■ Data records

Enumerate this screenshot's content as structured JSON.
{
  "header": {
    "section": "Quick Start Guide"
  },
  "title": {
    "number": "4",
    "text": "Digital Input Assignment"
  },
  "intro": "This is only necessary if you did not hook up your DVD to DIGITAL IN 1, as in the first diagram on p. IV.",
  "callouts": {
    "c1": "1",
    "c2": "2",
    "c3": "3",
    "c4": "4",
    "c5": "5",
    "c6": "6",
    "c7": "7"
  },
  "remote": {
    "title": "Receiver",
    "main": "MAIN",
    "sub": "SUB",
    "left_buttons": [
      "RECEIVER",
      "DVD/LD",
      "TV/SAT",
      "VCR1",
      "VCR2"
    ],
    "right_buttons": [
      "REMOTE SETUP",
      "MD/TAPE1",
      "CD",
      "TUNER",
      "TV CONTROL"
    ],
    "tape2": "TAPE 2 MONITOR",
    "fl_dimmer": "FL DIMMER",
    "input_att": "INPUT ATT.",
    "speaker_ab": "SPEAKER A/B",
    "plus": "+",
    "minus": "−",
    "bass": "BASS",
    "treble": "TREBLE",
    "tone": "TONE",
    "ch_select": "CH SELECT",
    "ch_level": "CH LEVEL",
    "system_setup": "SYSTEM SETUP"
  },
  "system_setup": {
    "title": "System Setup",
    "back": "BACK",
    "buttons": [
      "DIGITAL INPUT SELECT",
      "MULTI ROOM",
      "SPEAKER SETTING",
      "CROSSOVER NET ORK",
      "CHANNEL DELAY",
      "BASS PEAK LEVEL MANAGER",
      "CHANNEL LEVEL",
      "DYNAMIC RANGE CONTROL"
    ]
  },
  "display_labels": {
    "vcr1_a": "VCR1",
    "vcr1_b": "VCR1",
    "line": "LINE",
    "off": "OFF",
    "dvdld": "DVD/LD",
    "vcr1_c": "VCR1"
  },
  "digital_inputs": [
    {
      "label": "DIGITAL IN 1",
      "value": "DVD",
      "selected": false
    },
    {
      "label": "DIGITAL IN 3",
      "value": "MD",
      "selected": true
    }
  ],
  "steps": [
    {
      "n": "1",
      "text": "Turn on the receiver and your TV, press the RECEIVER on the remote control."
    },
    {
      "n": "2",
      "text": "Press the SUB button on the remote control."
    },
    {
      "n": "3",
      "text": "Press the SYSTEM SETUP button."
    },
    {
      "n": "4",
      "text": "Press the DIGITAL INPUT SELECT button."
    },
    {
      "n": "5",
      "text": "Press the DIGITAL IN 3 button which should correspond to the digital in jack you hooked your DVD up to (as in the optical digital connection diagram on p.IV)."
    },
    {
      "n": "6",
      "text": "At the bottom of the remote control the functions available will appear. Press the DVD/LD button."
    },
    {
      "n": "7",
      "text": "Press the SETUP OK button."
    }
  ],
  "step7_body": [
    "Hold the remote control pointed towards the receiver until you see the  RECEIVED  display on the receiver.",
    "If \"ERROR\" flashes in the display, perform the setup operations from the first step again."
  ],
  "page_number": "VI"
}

■ Task objective
Repeat all of the entries exactly.

■ Response to this task
Enumerate this screenshot's content as structured JSON.
{
  "header": {
    "section": "Quick Start Guide"
  },
  "title": {
    "number": "4",
    "text": "Digital Input Assignment"
  },
  "intro": "This is only necessary if you did not hook up your DVD to DIGITAL IN 1, as in the first diagram on p. IV.",
  "callouts": {
    "c1": "1",
    "c2": "2",
    "c3": "3",
    "c4": "4",
    "c5": "5",
    "c6": "6",
    "c7": "7"
  },
  "remote": {
    "title": "Receiver",
    "main": "MAIN",
    "sub": "SUB",
    "left_buttons": [
      "RECEIVER",
      "DVD/LD",
      "TV/SAT",
      "VCR1",
      "VCR2"
    ],
    "right_buttons": [
      "REMOTE SETUP",
      "MD/TAPE1",
      "CD",
      "TUNER",
      "TV CONTROL"
    ],
    "tape2": "TAPE 2 MONITOR",
    "fl_dimmer": "FL DIMMER",
    "input_att": "INPUT ATT.",
    "speaker_ab": "SPEAKER A/B",
    "plus": "+",
    "minus": "−",
    "bass": "BASS",
    "treble": "TREBLE",
    "tone": "TONE",
    "ch_select": "CH SELECT",
    "ch_level": "CH LEVEL",
    "system_setup": "SYSTEM SETUP"
  },
  "system_setup": {
    "title": "System Setup",
    "back": "BACK",
    "buttons": [
      "DIGITAL INPUT SELECT",
      "MULTI ROOM",
      "SPEAKER SETTING",
      "CROSSOVER NET ORK",
      "CHANNEL DELAY",
      "BASS PEAK LEVEL MANAGER",
      "CHANNEL LEVEL",
      "DYNAMIC RANGE CONTROL"
    ]
  },
  "display_labels": {
    "vcr1_a": "VCR1",
    "vcr1_b": "VCR1",
    "line": "LINE",
    "off": "OFF",
    "dvdld": "DVD/LD",
    "vcr1_c": "VCR1"
  },
  "digital_inputs": [
    {
      "label": "DIGITAL IN 1",
      "value": "DVD",
      "selected": false
    },
    {
      "label": "DIGITAL IN 3",
      "value": "MD",
      "selected": true
    }
  ],
  "steps": [
    {
      "n": "1",
      "text": "Turn on the receiver and your TV, press the RECEIVER on the remote control."
    },
    {
      "n": "2",
      "text": "Press the SUB button on the remote control."
    },
    {
      "n": "3",
      "text": "Press the SYSTEM SETUP button."
    },
    {
      "n": "4",
      "text": "Press the DIGITAL INPUT SELECT button."
    },
    {
      "n": "5",
      "text": "Press the DIGITAL IN 3 button which should correspond to the digital in jack you hooked your DVD up to (as in the optical digital connection diagram on p.IV)."
    },
    {
      "n": "6",
      "text": "At the bottom of the remote control the functions available will appear. Press the DVD/LD button."
    },
    {
      "n": "7",
      "text": "Press the SETUP OK button."
    }
  ],
  "step7_body": [
    "Hold the remote control pointed towards the receiver until you see the  RECEIVED  display on the receiver.",
    "If \"ERROR\" flashes in the display, perform the setup operations from the first step again."
  ],
  "page_number": "VI"
}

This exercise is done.